WHAT THIS TASK INVOLVES:
Copy the lines holding the word "camera", all of them.

TASK DATA:

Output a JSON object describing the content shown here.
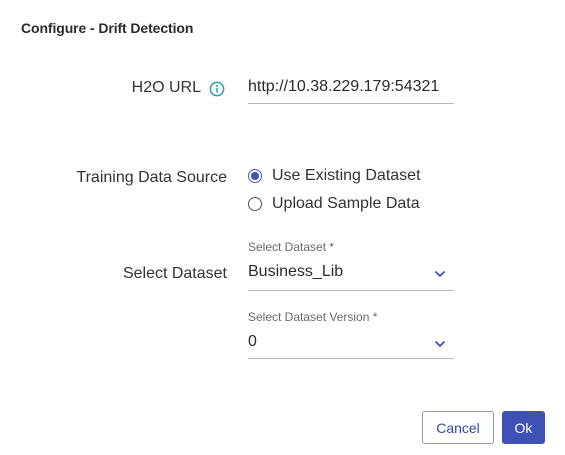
{
  "dialog": {
    "title": "Configure - Drift Detection"
  },
  "h2o_url": {
    "label": "H2O URL",
    "value": "http://10.38.229.179:54321",
    "info_icon": "info-circle-icon"
  },
  "training_data_source": {
    "label": "Training Data Source",
    "options": [
      {
        "label": "Use Existing Dataset",
        "checked": true
      },
      {
        "label": "Upload Sample Data",
        "checked": false
      }
    ]
  },
  "select_dataset": {
    "label": "Select Dataset",
    "dataset_caption": "Select Dataset *",
    "dataset_value": "Business_Lib",
    "version_caption": "Select Dataset Version *",
    "version_value": "0",
    "dropdown_icon": "chevron-down-icon"
  },
  "actions": {
    "cancel_label": "Cancel",
    "ok_label": "Ok"
  },
  "colors": {
    "primary": "#3f51b5",
    "info_icon": "#2aa3a8",
    "text": "#333333"
  }
}
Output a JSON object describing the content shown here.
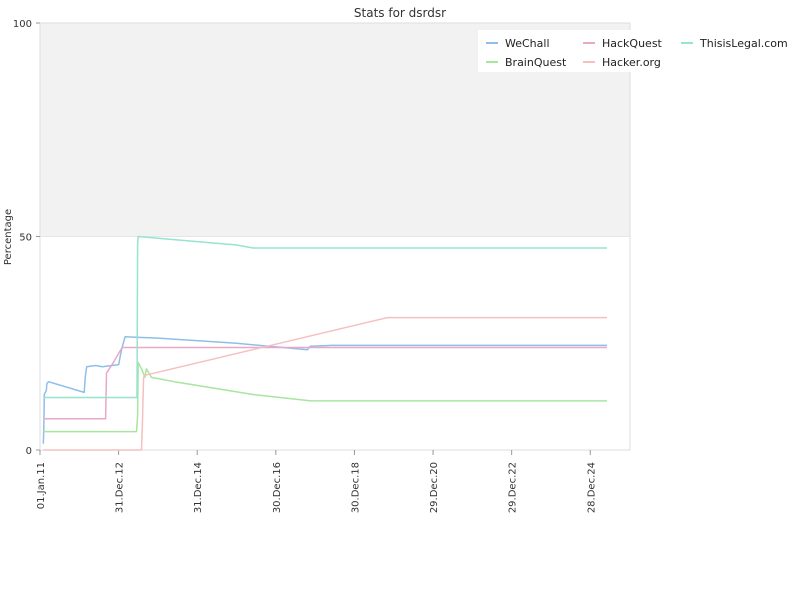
{
  "chart_data": {
    "type": "line",
    "title": "Stats for dsrdsr",
    "xlabel": "",
    "ylabel": "Percentage",
    "ylim": [
      0,
      100
    ],
    "yticks": [
      "0",
      "50",
      "100"
    ],
    "xlim": [
      "2011-01-01",
      "2026-01-01"
    ],
    "xticks": [
      {
        "date": "2011-01-01",
        "label": "01.Jan.11"
      },
      {
        "date": "2012-12-31",
        "label": "31.Dec.12"
      },
      {
        "date": "2014-12-31",
        "label": "31.Dec.14"
      },
      {
        "date": "2016-12-30",
        "label": "30.Dec.16"
      },
      {
        "date": "2018-12-30",
        "label": "30.Dec.18"
      },
      {
        "date": "2020-12-29",
        "label": "29.Dec.20"
      },
      {
        "date": "2022-12-29",
        "label": "29.Dec.22"
      },
      {
        "date": "2024-12-28",
        "label": "28.Dec.24"
      }
    ],
    "bands": [
      {
        "from": 50,
        "to": 100,
        "color": "#f2f2f2"
      }
    ],
    "grid": false,
    "legend_position": "top-right",
    "series": [
      {
        "name": "WeChall",
        "color": "#8fbfe8",
        "points": [
          [
            "2011-02-01",
            1.5
          ],
          [
            "2011-02-05",
            5
          ],
          [
            "2011-02-10",
            13
          ],
          [
            "2011-03-01",
            14
          ],
          [
            "2011-03-05",
            15.5
          ],
          [
            "2011-03-20",
            16
          ],
          [
            "2012-02-15",
            13.5
          ],
          [
            "2012-02-25",
            17
          ],
          [
            "2012-03-10",
            19.5
          ],
          [
            "2012-06-01",
            19.8
          ],
          [
            "2012-08-01",
            19.5
          ],
          [
            "2013-01-01",
            20
          ],
          [
            "2013-01-15",
            22
          ],
          [
            "2013-02-01",
            24
          ],
          [
            "2013-03-01",
            26.5
          ],
          [
            "2014-01-01",
            26.2
          ],
          [
            "2016-01-01",
            25
          ],
          [
            "2017-10-20",
            23.5
          ],
          [
            "2017-11-15",
            24.3
          ],
          [
            "2018-06-01",
            24.5
          ],
          [
            "2025-06-01",
            24.5
          ]
        ]
      },
      {
        "name": "BrainQuest",
        "color": "#a8e6a0",
        "points": [
          [
            "2011-02-01",
            4.3
          ],
          [
            "2013-06-15",
            4.3
          ],
          [
            "2013-06-25",
            8
          ],
          [
            "2013-07-01",
            20.5
          ],
          [
            "2013-08-01",
            19
          ],
          [
            "2013-09-01",
            17
          ],
          [
            "2013-09-15",
            19
          ],
          [
            "2013-11-01",
            17
          ],
          [
            "2014-06-01",
            16
          ],
          [
            "2016-06-01",
            13
          ],
          [
            "2017-11-20",
            11.5
          ],
          [
            "2025-06-01",
            11.5
          ]
        ]
      },
      {
        "name": "HackQuest",
        "color": "#eaa8c8",
        "points": [
          [
            "2011-02-01",
            7.3
          ],
          [
            "2012-09-01",
            7.3
          ],
          [
            "2012-09-10",
            18
          ],
          [
            "2012-11-01",
            20
          ],
          [
            "2013-02-01",
            24
          ],
          [
            "2016-06-01",
            24
          ],
          [
            "2025-06-01",
            24
          ]
        ]
      },
      {
        "name": "Hacker.org",
        "color": "#f5c0c0",
        "points": [
          [
            "2011-02-01",
            0
          ],
          [
            "2013-08-01",
            0
          ],
          [
            "2013-08-10",
            7
          ],
          [
            "2013-08-20",
            17
          ],
          [
            "2013-09-01",
            17.5
          ],
          [
            "2019-11-01",
            31
          ],
          [
            "2025-06-01",
            31
          ]
        ]
      },
      {
        "name": "ThisisLegal.com",
        "color": "#96e3d0",
        "points": [
          [
            "2011-02-01",
            12.3
          ],
          [
            "2013-06-20",
            12.3
          ],
          [
            "2013-06-25",
            48
          ],
          [
            "2013-07-01",
            50
          ],
          [
            "2014-01-01",
            49.6
          ],
          [
            "2016-01-01",
            48
          ],
          [
            "2016-06-01",
            47.3
          ],
          [
            "2025-06-01",
            47.3
          ]
        ]
      }
    ]
  }
}
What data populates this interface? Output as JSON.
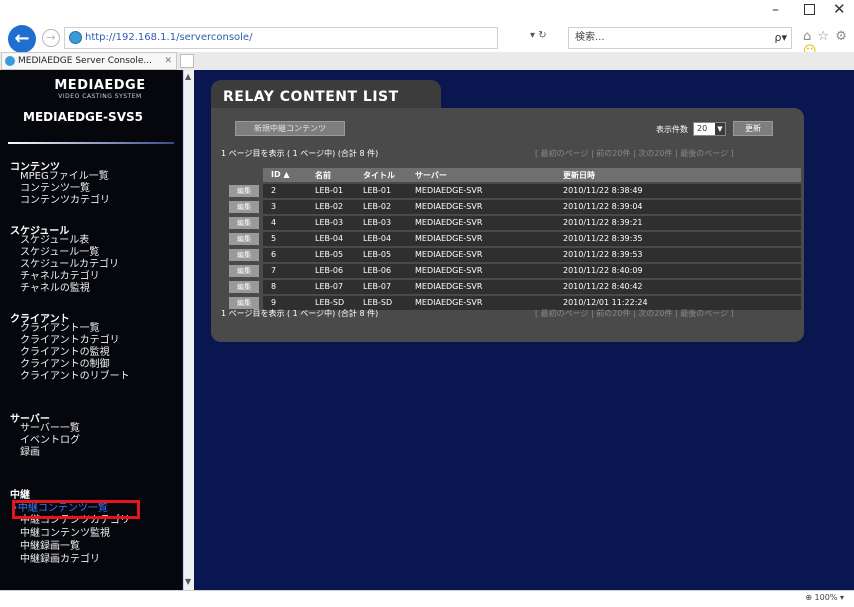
{
  "browser": {
    "url": "http://192.168.1.1/serverconsole/",
    "address_controls": "▾ ↻",
    "search_placeholder": "検索...",
    "search_icon": "ρ▾",
    "tab_title": "MEDIAEDGE Server Console...",
    "tab_close": "✕",
    "back_icon": "←",
    "forward_icon": "→",
    "window_min": "–",
    "window_close": "✕",
    "toolbar_home": "⌂",
    "toolbar_star": "☆",
    "toolbar_gear": "⚙",
    "toolbar_smiley": "☺",
    "zoom": "⊕ 100% ▾"
  },
  "sidebar": {
    "brand": "MEDIAEDGE",
    "tagline": "VIDEO CASTING SYSTEM",
    "server_name": "MEDIAEDGE-SVS5",
    "scroll_up": "▲",
    "scroll_down": "▼",
    "sections": [
      {
        "label": "コンテンツ",
        "items": [
          "MPEGファイル一覧",
          "コンテンツ一覧",
          "コンテンツカテゴリ"
        ]
      },
      {
        "label": "スケジュール",
        "items": [
          "スケジュール表",
          "スケジュール一覧",
          "スケジュールカテゴリ",
          "チャネルカテゴリ",
          "チャネルの監視"
        ]
      },
      {
        "label": "クライアント",
        "items": [
          "クライアント一覧",
          "クライアントカテゴリ",
          "クライアントの監視",
          "クライアントの制御",
          "クライアントのリブート"
        ]
      },
      {
        "label": "サーバー",
        "items": [
          "サーバー一覧",
          "イベントログ",
          "録画"
        ]
      },
      {
        "label": "中継",
        "items": [
          "•中継コンテンツ一覧",
          "中継コンテンツカテゴリ",
          "中継コンテンツ監視",
          "中継録画一覧",
          "中継録画カテゴリ"
        ]
      }
    ]
  },
  "content": {
    "title": "RELAY CONTENT LIST",
    "new_button": "新規中継コンテンツ",
    "per_page_label": "表示件数",
    "per_page_value": "20",
    "per_page_arrow": "▼",
    "update_button": "更新",
    "pager_left": "1 ページ目を表示 ( 1 ページ中) (合計 8 件)",
    "pager_right": "[ 最初のページ | 前の20件 | 次の20件 | 最後のページ ]",
    "columns": [
      "ID ▲",
      "名前",
      "タイトル",
      "サーバー",
      "更新日時"
    ],
    "edit_label": "編集",
    "rows": [
      {
        "id": "2",
        "name": "LEB-01",
        "title": "LEB-01",
        "server": "MEDIAEDGE-SVR",
        "date": "2010/11/22 8:38:49"
      },
      {
        "id": "3",
        "name": "LEB-02",
        "title": "LEB-02",
        "server": "MEDIAEDGE-SVR",
        "date": "2010/11/22 8:39:04"
      },
      {
        "id": "4",
        "name": "LEB-03",
        "title": "LEB-03",
        "server": "MEDIAEDGE-SVR",
        "date": "2010/11/22 8:39:21"
      },
      {
        "id": "5",
        "name": "LEB-04",
        "title": "LEB-04",
        "server": "MEDIAEDGE-SVR",
        "date": "2010/11/22 8:39:35"
      },
      {
        "id": "6",
        "name": "LEB-05",
        "title": "LEB-05",
        "server": "MEDIAEDGE-SVR",
        "date": "2010/11/22 8:39:53"
      },
      {
        "id": "7",
        "name": "LEB-06",
        "title": "LEB-06",
        "server": "MEDIAEDGE-SVR",
        "date": "2010/11/22 8:40:09"
      },
      {
        "id": "8",
        "name": "LEB-07",
        "title": "LEB-07",
        "server": "MEDIAEDGE-SVR",
        "date": "2010/11/22 8:40:42"
      },
      {
        "id": "9",
        "name": "LEB-SD",
        "title": "LEB-SD",
        "server": "MEDIAEDGE-SVR",
        "date": "2010/12/01 11:22:24"
      }
    ]
  },
  "colors": {
    "page_bg": "#0a1650",
    "sidebar_bg": "#05070d",
    "panel_bg": "#4a4a4a",
    "active_link": "#3b7dff",
    "highlight": "#e8141d"
  }
}
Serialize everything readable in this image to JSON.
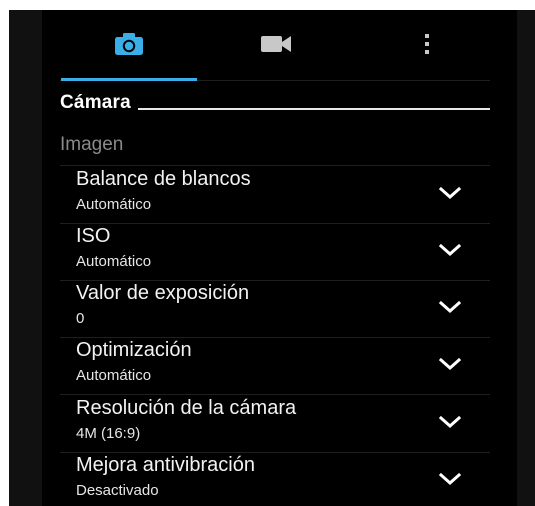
{
  "tabs": [
    {
      "icon": "camera-icon",
      "selected": true
    },
    {
      "icon": "video-camera-icon",
      "selected": false
    },
    {
      "icon": "more-vert-icon",
      "selected": false
    }
  ],
  "colors": {
    "accent": "#3aaee8",
    "inactive_icon": "#c8c8c8",
    "background": "#000000"
  },
  "section": {
    "title": "Cámara",
    "subheader": "Imagen"
  },
  "settings": [
    {
      "label": "Balance de blancos",
      "value": "Automático",
      "icon": "chevron-down-icon"
    },
    {
      "label": "ISO",
      "value": "Automático",
      "icon": "chevron-down-icon"
    },
    {
      "label": "Valor de exposición",
      "value": "0",
      "icon": "chevron-down-icon"
    },
    {
      "label": "Optimización",
      "value": "Automático",
      "icon": "chevron-down-icon"
    },
    {
      "label": "Resolución de la cámara",
      "value": "4M (16:9)",
      "icon": "chevron-down-icon"
    },
    {
      "label": "Mejora antivibración",
      "value": "Desactivado",
      "icon": "chevron-down-icon"
    }
  ]
}
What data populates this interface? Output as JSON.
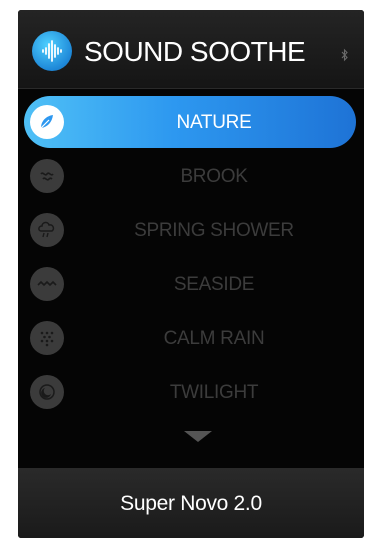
{
  "header": {
    "title": "SOUND SOOTHE",
    "logo_icon": "soundwave-icon",
    "status_icon": "bluetooth-icon"
  },
  "sounds": [
    {
      "label": "NATURE",
      "icon": "leaf-icon",
      "active": true
    },
    {
      "label": "BROOK",
      "icon": "brook-icon",
      "active": false
    },
    {
      "label": "SPRING SHOWER",
      "icon": "shower-icon",
      "active": false
    },
    {
      "label": "SEASIDE",
      "icon": "waves-icon",
      "active": false
    },
    {
      "label": "CALM RAIN",
      "icon": "rain-drops-icon",
      "active": false
    },
    {
      "label": "TWILIGHT",
      "icon": "moon-icon",
      "active": false
    }
  ],
  "scroll_icon": "chevron-down-icon",
  "footer": {
    "device_name": "Super Novo 2.0"
  },
  "colors": {
    "accent_start": "#4fc0f6",
    "accent_end": "#1e73d6",
    "background": "#050505",
    "inactive_text": "#3c3c3c"
  }
}
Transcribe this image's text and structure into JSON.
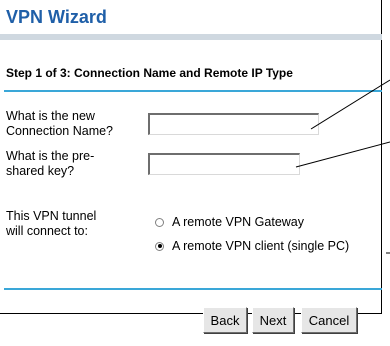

RESULT:
      "icon": "camera-icon",
      "icon": "video-camera-icon",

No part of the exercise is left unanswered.